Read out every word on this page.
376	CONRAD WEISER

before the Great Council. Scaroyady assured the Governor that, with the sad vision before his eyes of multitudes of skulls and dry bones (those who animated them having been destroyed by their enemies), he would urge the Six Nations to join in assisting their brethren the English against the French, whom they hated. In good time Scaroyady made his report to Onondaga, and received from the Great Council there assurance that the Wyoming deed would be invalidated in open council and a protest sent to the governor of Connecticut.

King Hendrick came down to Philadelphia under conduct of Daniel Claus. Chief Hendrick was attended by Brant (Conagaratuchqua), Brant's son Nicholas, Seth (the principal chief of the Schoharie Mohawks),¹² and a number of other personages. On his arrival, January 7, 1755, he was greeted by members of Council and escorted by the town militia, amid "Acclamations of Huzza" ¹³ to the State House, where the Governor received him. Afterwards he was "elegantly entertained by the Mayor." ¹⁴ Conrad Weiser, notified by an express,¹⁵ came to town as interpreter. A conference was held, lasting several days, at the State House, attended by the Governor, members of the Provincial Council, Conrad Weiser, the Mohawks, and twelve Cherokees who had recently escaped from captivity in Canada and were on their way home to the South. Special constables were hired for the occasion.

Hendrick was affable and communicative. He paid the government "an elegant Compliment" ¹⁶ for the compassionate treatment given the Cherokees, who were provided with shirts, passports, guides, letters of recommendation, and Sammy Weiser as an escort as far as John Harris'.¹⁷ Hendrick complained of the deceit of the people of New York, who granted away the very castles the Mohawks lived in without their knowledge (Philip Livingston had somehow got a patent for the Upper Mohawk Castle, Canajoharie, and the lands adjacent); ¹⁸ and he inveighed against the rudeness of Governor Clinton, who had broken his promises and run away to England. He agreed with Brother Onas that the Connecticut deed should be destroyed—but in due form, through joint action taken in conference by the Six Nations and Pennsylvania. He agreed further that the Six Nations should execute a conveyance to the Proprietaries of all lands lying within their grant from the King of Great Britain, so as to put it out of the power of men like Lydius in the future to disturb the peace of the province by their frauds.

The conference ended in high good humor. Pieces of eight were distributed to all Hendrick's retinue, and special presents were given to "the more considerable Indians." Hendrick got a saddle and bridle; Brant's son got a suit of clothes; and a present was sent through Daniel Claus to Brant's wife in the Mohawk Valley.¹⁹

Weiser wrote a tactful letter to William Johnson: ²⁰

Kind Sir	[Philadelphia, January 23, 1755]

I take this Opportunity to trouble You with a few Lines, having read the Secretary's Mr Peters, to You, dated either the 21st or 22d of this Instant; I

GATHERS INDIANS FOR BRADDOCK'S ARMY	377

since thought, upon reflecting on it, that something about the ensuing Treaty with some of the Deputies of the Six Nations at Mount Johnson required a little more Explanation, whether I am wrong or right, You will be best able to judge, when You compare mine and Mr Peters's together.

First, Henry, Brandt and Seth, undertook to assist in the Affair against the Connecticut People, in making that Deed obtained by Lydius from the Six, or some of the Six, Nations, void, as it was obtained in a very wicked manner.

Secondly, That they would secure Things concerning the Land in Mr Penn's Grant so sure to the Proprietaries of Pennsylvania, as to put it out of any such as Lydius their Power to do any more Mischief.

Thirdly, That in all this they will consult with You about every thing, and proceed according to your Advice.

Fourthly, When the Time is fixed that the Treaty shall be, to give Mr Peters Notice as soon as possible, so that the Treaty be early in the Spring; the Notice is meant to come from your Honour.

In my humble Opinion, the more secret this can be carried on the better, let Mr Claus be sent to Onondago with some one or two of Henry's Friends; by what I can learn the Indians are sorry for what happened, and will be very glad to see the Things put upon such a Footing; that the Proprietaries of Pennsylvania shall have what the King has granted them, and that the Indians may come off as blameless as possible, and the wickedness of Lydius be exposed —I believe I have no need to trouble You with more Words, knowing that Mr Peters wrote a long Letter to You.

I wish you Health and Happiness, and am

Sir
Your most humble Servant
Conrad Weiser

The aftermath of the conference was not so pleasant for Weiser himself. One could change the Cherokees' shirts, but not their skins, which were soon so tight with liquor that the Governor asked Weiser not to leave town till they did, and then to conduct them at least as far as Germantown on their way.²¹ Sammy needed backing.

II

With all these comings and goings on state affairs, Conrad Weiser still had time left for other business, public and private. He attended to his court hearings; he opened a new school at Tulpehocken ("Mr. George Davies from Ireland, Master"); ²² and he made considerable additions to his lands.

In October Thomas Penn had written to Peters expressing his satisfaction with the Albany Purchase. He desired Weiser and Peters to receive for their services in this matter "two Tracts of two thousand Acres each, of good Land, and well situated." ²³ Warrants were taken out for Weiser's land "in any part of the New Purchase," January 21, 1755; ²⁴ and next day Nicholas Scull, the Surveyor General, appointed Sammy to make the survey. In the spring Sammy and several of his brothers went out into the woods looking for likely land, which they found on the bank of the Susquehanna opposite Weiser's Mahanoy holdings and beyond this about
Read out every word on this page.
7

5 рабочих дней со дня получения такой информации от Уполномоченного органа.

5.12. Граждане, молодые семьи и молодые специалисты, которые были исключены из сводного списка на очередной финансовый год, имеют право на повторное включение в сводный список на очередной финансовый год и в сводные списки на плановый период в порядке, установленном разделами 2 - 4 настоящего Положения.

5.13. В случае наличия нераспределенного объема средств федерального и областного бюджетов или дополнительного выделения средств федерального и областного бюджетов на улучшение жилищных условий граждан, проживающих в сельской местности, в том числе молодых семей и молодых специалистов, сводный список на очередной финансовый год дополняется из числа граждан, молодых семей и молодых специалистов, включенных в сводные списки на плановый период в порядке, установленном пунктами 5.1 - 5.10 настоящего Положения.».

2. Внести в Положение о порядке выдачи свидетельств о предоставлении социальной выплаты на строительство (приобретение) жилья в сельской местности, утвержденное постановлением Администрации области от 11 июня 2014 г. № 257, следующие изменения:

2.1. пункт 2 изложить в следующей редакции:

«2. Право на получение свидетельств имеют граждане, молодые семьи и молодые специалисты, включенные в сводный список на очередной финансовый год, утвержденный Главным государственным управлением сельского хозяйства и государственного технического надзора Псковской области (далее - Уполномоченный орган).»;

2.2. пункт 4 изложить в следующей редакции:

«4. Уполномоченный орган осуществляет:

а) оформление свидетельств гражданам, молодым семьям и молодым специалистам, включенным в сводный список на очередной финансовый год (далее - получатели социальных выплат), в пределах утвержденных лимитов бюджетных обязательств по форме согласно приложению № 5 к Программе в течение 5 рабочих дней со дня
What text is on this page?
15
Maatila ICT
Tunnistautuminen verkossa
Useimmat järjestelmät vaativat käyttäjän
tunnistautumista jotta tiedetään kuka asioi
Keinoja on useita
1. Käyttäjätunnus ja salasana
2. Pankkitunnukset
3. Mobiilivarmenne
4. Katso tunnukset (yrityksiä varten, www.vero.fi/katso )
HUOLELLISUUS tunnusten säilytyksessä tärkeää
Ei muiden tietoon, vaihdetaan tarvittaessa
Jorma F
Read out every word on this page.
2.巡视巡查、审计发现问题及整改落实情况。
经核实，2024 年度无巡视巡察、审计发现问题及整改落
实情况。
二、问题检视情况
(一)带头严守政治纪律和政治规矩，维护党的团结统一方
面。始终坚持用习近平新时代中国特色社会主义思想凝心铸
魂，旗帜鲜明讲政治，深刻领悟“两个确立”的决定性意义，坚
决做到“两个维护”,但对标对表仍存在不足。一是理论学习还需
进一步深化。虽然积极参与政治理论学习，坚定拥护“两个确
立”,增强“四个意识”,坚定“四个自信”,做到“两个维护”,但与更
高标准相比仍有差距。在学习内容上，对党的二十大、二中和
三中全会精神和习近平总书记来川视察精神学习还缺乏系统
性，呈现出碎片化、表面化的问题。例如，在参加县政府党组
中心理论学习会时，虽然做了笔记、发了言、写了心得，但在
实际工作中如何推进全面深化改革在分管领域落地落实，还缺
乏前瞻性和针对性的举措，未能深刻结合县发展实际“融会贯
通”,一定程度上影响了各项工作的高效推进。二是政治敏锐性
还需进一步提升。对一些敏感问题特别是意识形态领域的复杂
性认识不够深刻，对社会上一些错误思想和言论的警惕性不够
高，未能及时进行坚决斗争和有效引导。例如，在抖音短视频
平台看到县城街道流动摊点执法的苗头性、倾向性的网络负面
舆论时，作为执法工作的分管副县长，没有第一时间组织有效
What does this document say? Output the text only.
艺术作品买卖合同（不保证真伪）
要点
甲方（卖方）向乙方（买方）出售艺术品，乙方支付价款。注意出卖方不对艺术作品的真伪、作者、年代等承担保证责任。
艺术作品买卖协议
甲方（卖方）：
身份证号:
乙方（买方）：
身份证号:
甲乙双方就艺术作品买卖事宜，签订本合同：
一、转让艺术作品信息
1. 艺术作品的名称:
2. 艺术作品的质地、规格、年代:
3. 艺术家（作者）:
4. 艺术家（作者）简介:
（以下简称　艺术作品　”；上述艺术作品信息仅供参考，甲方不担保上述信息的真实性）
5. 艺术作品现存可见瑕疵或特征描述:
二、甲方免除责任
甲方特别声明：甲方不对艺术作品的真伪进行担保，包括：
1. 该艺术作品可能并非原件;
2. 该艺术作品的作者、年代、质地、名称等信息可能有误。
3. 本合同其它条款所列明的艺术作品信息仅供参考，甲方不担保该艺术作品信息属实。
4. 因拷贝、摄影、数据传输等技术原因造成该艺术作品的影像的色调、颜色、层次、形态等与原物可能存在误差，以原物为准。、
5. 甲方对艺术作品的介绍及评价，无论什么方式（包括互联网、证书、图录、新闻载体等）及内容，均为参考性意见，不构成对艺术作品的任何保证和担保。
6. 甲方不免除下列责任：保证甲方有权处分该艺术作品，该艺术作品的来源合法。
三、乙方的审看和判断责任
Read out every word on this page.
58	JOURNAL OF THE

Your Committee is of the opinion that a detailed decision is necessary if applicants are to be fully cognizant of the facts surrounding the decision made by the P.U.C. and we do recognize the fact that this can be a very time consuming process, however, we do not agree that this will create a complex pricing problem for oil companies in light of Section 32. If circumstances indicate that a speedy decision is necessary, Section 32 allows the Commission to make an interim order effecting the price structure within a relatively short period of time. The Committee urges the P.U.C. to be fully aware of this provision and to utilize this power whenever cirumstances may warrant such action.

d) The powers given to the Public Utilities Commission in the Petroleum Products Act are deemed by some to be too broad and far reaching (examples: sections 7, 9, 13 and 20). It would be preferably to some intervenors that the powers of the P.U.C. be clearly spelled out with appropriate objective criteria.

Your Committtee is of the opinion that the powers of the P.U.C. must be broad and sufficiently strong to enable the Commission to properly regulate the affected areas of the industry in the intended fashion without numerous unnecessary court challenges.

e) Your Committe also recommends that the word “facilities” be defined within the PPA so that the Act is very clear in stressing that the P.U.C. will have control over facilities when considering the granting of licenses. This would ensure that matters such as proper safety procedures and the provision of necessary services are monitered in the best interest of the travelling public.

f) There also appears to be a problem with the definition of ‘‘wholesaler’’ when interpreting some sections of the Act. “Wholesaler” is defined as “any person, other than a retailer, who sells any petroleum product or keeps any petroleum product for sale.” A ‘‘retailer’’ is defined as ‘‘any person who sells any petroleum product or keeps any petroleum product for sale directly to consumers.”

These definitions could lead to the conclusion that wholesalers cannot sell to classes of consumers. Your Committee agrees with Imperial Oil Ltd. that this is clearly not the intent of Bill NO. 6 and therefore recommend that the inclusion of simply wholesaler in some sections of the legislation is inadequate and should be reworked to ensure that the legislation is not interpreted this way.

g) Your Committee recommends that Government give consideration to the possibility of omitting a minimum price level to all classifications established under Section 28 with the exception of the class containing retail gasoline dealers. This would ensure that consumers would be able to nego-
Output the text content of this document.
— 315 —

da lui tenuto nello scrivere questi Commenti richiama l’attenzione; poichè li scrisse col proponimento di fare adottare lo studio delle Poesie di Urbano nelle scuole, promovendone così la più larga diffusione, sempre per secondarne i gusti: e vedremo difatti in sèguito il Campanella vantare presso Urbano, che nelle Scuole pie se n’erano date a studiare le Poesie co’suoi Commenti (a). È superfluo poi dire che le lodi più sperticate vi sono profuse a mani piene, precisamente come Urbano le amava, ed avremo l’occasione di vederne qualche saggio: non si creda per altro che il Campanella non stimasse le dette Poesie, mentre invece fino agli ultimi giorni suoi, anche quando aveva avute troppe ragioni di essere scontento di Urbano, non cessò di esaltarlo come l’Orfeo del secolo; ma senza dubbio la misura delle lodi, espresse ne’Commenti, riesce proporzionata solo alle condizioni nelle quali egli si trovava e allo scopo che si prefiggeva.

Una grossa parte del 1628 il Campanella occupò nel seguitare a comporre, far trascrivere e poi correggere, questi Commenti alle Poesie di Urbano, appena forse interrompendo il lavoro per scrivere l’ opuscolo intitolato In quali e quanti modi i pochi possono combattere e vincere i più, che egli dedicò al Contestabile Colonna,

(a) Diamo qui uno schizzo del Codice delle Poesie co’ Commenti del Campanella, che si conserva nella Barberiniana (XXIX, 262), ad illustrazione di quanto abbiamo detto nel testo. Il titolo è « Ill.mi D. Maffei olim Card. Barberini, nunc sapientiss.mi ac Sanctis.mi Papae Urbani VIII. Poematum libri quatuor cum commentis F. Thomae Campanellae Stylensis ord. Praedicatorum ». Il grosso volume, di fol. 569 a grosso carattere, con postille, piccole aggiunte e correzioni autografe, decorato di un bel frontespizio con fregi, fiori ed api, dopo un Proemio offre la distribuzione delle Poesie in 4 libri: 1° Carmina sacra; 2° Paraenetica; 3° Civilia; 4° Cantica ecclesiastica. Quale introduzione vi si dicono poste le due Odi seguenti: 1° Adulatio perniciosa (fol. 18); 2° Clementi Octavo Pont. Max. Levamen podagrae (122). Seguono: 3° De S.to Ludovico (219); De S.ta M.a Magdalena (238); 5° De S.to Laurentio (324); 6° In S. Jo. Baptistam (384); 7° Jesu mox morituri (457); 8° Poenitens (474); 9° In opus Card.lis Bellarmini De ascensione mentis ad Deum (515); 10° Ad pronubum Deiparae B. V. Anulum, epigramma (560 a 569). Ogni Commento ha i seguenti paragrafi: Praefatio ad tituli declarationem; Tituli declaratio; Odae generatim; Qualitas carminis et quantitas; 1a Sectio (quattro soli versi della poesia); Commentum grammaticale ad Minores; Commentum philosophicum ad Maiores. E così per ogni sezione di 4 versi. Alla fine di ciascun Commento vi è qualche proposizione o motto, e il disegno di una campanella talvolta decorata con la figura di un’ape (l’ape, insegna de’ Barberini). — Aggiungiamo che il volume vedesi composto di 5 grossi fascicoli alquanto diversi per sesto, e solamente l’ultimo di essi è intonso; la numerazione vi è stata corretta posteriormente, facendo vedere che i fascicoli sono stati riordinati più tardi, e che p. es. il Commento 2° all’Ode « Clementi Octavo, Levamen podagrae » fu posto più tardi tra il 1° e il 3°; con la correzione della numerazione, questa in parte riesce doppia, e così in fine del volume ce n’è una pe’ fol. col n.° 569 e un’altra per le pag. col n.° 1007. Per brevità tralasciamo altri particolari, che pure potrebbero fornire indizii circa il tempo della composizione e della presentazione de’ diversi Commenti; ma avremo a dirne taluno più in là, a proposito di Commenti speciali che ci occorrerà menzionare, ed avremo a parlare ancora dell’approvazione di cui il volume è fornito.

———

Exercise prompt ::
Tally up the lines of the listing containing the word "Johnson". Give only the total.

Task result ::
2